◆ **Data items**:
:::
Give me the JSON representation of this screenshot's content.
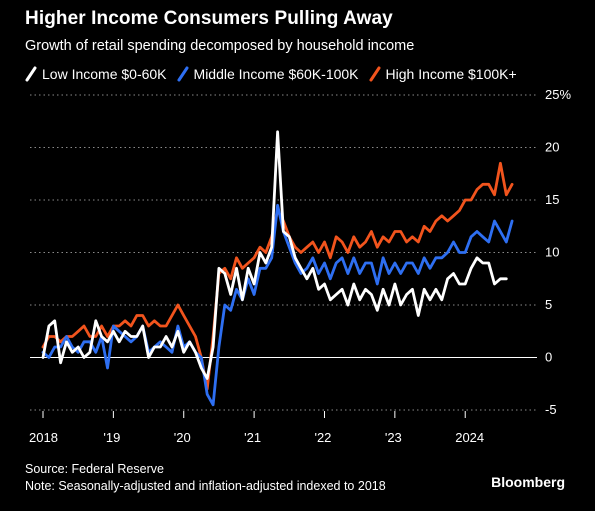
{
  "header": {
    "title": "Higher Income Consumers Pulling Away",
    "subtitle": "Growth of retail spending decomposed by household income"
  },
  "legend": [
    {
      "label": "Low Income $0-60K",
      "color": "#ffffff",
      "icon": "slash-line-icon"
    },
    {
      "label": "Middle Income $60K-100K",
      "color": "#2e6ff2",
      "icon": "slash-line-icon"
    },
    {
      "label": "High Income $100K+",
      "color": "#f2541d",
      "icon": "slash-line-icon"
    }
  ],
  "footer": {
    "source": "Source: Federal Reserve",
    "note": "Note: Seasonally-adjusted and inflation-adjusted indexed to 2018",
    "brand": "Bloomberg"
  },
  "chart_data": {
    "type": "line",
    "title": "Higher Income Consumers Pulling Away",
    "subtitle": "Growth of retail spending decomposed by household income",
    "ylim": [
      -5,
      25
    ],
    "yticks": [
      -5,
      0,
      5,
      10,
      15,
      20,
      25
    ],
    "ytick_labels": [
      "-5",
      "0",
      "5",
      "10",
      "15",
      "20",
      "25%"
    ],
    "xlim": [
      2018.0,
      2024.75
    ],
    "xticks": [
      2018,
      2019,
      2020,
      2021,
      2022,
      2023,
      2024
    ],
    "xtick_labels": [
      "2018",
      "'19",
      "'20",
      "'21",
      "'22",
      "'23",
      "2024"
    ],
    "grid": "dotted horizontal",
    "legend_position": "top",
    "series": [
      {
        "name": "Low Income $0-60K",
        "color": "#ffffff",
        "values": [
          0,
          3,
          3.5,
          -0.5,
          1.5,
          0.5,
          1,
          0,
          0.5,
          3.5,
          2,
          1.5,
          2.5,
          1.5,
          2.5,
          2,
          2,
          3,
          0,
          1,
          1,
          2,
          1,
          2.5,
          0.5,
          1.5,
          0.5,
          -1,
          -2,
          1,
          8.5,
          8,
          6,
          8.5,
          5.5,
          8.5,
          7,
          10,
          9,
          10.5,
          21.5,
          12,
          11.5,
          9.5,
          8.5,
          7.5,
          8.5,
          6.5,
          7,
          5.5,
          6,
          6.5,
          5,
          7,
          5.5,
          6.5,
          6,
          4.5,
          6.5,
          5,
          7,
          5,
          6,
          6.5,
          4,
          6.5,
          5.5,
          6.5,
          5.5,
          7.5,
          8,
          7,
          7,
          8.5,
          9.5,
          9,
          9,
          7,
          7.5,
          7.5
        ]
      },
      {
        "name": "Middle Income $60K-100K",
        "color": "#2e6ff2",
        "values": [
          0.5,
          0,
          1,
          1,
          2,
          1,
          0.5,
          1.5,
          1.5,
          0.5,
          2,
          -1,
          3,
          2.5,
          2,
          1.5,
          2,
          3,
          0.5,
          1,
          1.5,
          1,
          0.5,
          3,
          1,
          1.5,
          0.5,
          0,
          -3.5,
          -4.5,
          1,
          5,
          4.5,
          6.5,
          5.5,
          7.5,
          6,
          8.5,
          8.5,
          9.5,
          14.5,
          12,
          10.5,
          9,
          8,
          8.5,
          9.5,
          8,
          9,
          7.5,
          9,
          9.5,
          8,
          9.5,
          8,
          9,
          9,
          7,
          9.5,
          8,
          9,
          8,
          9,
          9,
          8,
          9.5,
          8.5,
          9.5,
          9.5,
          10,
          11,
          10,
          10,
          11.5,
          12,
          11.5,
          11,
          13,
          12,
          11,
          13
        ]
      },
      {
        "name": "High Income $100K+",
        "color": "#f2541d",
        "values": [
          1,
          2,
          2,
          1.5,
          2,
          2,
          2.5,
          3,
          2,
          2,
          3,
          2,
          3,
          3,
          3.5,
          3,
          4,
          4,
          3,
          3.5,
          3,
          3,
          4,
          5,
          4,
          3,
          2,
          0,
          -3,
          2,
          8,
          8.5,
          7.5,
          9.5,
          8.5,
          9,
          9.5,
          10.5,
          10,
          11.5,
          14,
          13,
          11.5,
          10.5,
          10,
          10.5,
          11,
          10,
          11,
          9.5,
          11.5,
          11,
          10,
          11.5,
          10.5,
          11,
          12,
          10.5,
          11.5,
          11,
          12,
          12,
          11,
          11.5,
          11,
          12.5,
          12,
          13,
          13.5,
          13,
          13.5,
          14,
          15,
          15,
          16,
          16.5,
          16.5,
          15.5,
          18.5,
          15.5,
          16.5
        ]
      }
    ]
  }
}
:::
◆ **Exercise description**: Can the entries above be repeated exactly, without their pictures?

◆ **Task answer**:
Give me the JSON representation of this screenshot's content.
{
  "header": {
    "title": "Higher Income Consumers Pulling Away",
    "subtitle": "Growth of retail spending decomposed by household income"
  },
  "legend": [
    {
      "label": "Low Income $0-60K",
      "color": "#ffffff",
      "icon": "slash-line-icon"
    },
    {
      "label": "Middle Income $60K-100K",
      "color": "#2e6ff2",
      "icon": "slash-line-icon"
    },
    {
      "label": "High Income $100K+",
      "color": "#f2541d",
      "icon": "slash-line-icon"
    }
  ],
  "footer": {
    "source": "Source: Federal Reserve",
    "note": "Note: Seasonally-adjusted and inflation-adjusted indexed to 2018",
    "brand": "Bloomberg"
  },
  "chart_data": {
    "type": "line",
    "title": "Higher Income Consumers Pulling Away",
    "subtitle": "Growth of retail spending decomposed by household income",
    "ylim": [
      -5,
      25
    ],
    "yticks": [
      -5,
      0,
      5,
      10,
      15,
      20,
      25
    ],
    "ytick_labels": [
      "-5",
      "0",
      "5",
      "10",
      "15",
      "20",
      "25%"
    ],
    "xlim": [
      2018.0,
      2024.75
    ],
    "xticks": [
      2018,
      2019,
      2020,
      2021,
      2022,
      2023,
      2024
    ],
    "xtick_labels": [
      "2018",
      "'19",
      "'20",
      "'21",
      "'22",
      "'23",
      "2024"
    ],
    "grid": "dotted horizontal",
    "legend_position": "top",
    "series": [
      {
        "name": "Low Income $0-60K",
        "color": "#ffffff",
        "values": [
          0,
          3,
          3.5,
          -0.5,
          1.5,
          0.5,
          1,
          0,
          0.5,
          3.5,
          2,
          1.5,
          2.5,
          1.5,
          2.5,
          2,
          2,
          3,
          0,
          1,
          1,
          2,
          1,
          2.5,
          0.5,
          1.5,
          0.5,
          -1,
          -2,
          1,
          8.5,
          8,
          6,
          8.5,
          5.5,
          8.5,
          7,
          10,
          9,
          10.5,
          21.5,
          12,
          11.5,
          9.5,
          8.5,
          7.5,
          8.5,
          6.5,
          7,
          5.5,
          6,
          6.5,
          5,
          7,
          5.5,
          6.5,
          6,
          4.5,
          6.5,
          5,
          7,
          5,
          6,
          6.5,
          4,
          6.5,
          5.5,
          6.5,
          5.5,
          7.5,
          8,
          7,
          7,
          8.5,
          9.5,
          9,
          9,
          7,
          7.5,
          7.5
        ]
      },
      {
        "name": "Middle Income $60K-100K",
        "color": "#2e6ff2",
        "values": [
          0.5,
          0,
          1,
          1,
          2,
          1,
          0.5,
          1.5,
          1.5,
          0.5,
          2,
          -1,
          3,
          2.5,
          2,
          1.5,
          2,
          3,
          0.5,
          1,
          1.5,
          1,
          0.5,
          3,
          1,
          1.5,
          0.5,
          0,
          -3.5,
          -4.5,
          1,
          5,
          4.5,
          6.5,
          5.5,
          7.5,
          6,
          8.5,
          8.5,
          9.5,
          14.5,
          12,
          10.5,
          9,
          8,
          8.5,
          9.5,
          8,
          9,
          7.5,
          9,
          9.5,
          8,
          9.5,
          8,
          9,
          9,
          7,
          9.5,
          8,
          9,
          8,
          9,
          9,
          8,
          9.5,
          8.5,
          9.5,
          9.5,
          10,
          11,
          10,
          10,
          11.5,
          12,
          11.5,
          11,
          13,
          12,
          11,
          13
        ]
      },
      {
        "name": "High Income $100K+",
        "color": "#f2541d",
        "values": [
          1,
          2,
          2,
          1.5,
          2,
          2,
          2.5,
          3,
          2,
          2,
          3,
          2,
          3,
          3,
          3.5,
          3,
          4,
          4,
          3,
          3.5,
          3,
          3,
          4,
          5,
          4,
          3,
          2,
          0,
          -3,
          2,
          8,
          8.5,
          7.5,
          9.5,
          8.5,
          9,
          9.5,
          10.5,
          10,
          11.5,
          14,
          13,
          11.5,
          10.5,
          10,
          10.5,
          11,
          10,
          11,
          9.5,
          11.5,
          11,
          10,
          11.5,
          10.5,
          11,
          12,
          10.5,
          11.5,
          11,
          12,
          12,
          11,
          11.5,
          11,
          12.5,
          12,
          13,
          13.5,
          13,
          13.5,
          14,
          15,
          15,
          16,
          16.5,
          16.5,
          15.5,
          18.5,
          15.5,
          16.5
        ]
      }
    ]
  }
}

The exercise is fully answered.